══ MATERIALS PROVIDED

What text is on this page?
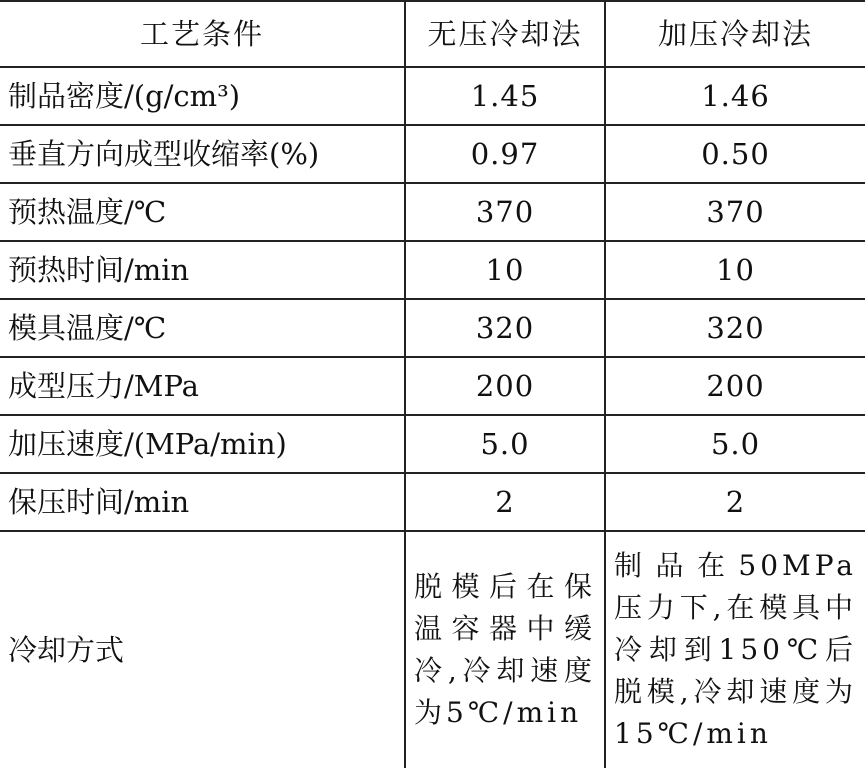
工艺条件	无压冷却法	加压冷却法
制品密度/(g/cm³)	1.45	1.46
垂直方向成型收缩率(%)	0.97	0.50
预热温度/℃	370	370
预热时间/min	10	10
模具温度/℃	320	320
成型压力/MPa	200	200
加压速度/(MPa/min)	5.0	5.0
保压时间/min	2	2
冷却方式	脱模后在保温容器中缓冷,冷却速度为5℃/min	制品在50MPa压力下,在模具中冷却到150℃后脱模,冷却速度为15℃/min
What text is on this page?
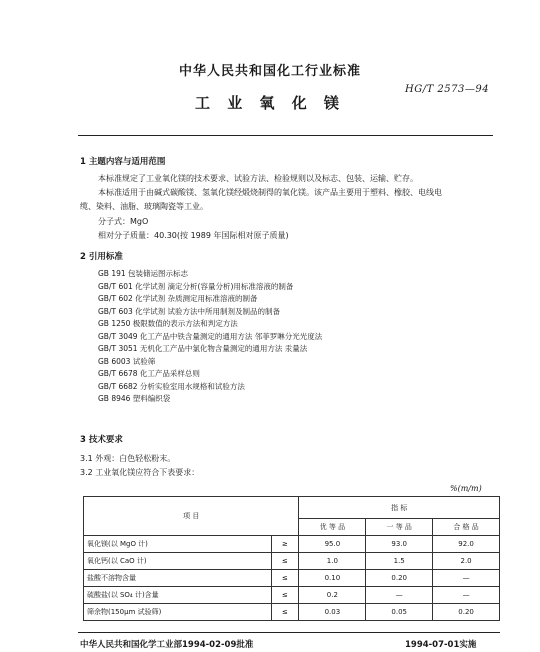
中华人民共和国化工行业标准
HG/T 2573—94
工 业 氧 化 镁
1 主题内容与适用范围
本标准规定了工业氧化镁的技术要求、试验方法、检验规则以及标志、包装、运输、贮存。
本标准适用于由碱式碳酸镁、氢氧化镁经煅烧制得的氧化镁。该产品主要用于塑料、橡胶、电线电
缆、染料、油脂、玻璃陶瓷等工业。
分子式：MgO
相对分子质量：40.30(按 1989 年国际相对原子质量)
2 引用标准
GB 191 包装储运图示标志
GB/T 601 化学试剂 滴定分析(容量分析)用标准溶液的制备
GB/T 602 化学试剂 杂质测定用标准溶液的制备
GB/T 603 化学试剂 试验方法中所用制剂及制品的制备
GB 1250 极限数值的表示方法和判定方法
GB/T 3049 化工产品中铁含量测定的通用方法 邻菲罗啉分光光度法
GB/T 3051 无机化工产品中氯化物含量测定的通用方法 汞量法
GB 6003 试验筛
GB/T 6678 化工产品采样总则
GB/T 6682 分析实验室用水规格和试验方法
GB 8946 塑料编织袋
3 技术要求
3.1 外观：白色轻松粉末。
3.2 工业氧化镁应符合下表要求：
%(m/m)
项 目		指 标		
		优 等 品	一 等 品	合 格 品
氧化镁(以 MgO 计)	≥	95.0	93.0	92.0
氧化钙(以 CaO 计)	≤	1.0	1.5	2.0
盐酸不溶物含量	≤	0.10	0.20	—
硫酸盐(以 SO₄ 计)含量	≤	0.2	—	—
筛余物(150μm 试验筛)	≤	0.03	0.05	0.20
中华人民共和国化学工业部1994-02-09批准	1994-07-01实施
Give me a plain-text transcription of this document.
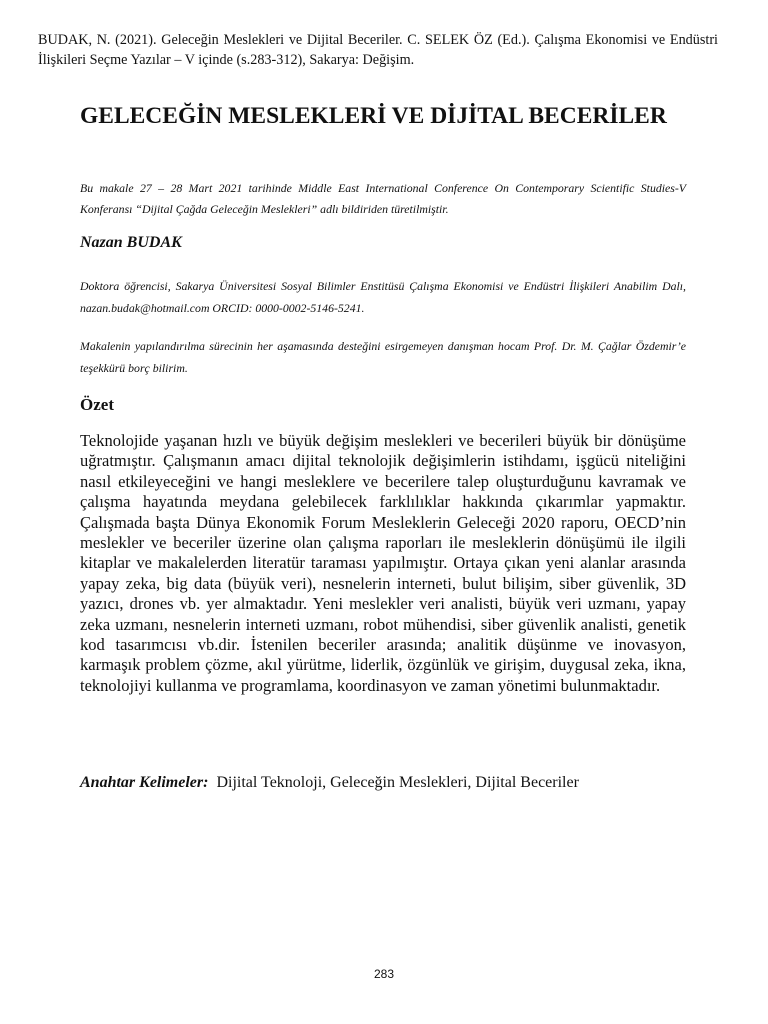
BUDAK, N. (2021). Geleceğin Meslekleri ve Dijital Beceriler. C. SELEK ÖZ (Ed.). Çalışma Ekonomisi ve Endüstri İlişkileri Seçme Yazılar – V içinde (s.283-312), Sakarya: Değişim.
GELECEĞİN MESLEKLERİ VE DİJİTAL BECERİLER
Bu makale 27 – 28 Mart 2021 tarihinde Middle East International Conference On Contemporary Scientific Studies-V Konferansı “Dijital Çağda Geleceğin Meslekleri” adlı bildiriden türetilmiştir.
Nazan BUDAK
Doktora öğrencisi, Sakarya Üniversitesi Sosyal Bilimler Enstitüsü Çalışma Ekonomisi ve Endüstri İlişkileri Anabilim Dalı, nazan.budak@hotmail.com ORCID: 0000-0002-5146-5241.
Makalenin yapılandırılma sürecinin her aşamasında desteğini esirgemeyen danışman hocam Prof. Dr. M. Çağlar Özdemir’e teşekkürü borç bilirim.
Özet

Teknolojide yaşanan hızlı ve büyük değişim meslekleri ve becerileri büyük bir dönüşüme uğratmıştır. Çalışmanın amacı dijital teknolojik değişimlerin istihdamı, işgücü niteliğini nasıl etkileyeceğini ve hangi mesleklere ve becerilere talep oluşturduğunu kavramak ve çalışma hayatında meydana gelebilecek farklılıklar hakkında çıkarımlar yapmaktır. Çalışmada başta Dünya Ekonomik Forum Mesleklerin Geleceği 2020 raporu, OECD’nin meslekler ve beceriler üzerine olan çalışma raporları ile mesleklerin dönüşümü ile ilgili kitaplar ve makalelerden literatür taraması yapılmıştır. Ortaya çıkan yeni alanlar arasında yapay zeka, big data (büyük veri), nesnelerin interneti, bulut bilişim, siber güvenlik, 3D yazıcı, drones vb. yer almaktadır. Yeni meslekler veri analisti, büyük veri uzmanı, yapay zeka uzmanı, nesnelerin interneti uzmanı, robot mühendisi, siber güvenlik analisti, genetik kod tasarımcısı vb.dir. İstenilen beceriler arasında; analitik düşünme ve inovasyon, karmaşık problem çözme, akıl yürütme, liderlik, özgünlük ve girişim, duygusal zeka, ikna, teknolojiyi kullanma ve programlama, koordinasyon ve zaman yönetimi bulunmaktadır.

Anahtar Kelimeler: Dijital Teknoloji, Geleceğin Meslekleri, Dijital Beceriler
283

════

* _THE TASK_: How many lines of the entries above hold the string "Sakarya"? Reply with the number alone.

* _TASK SOLUTION_: 2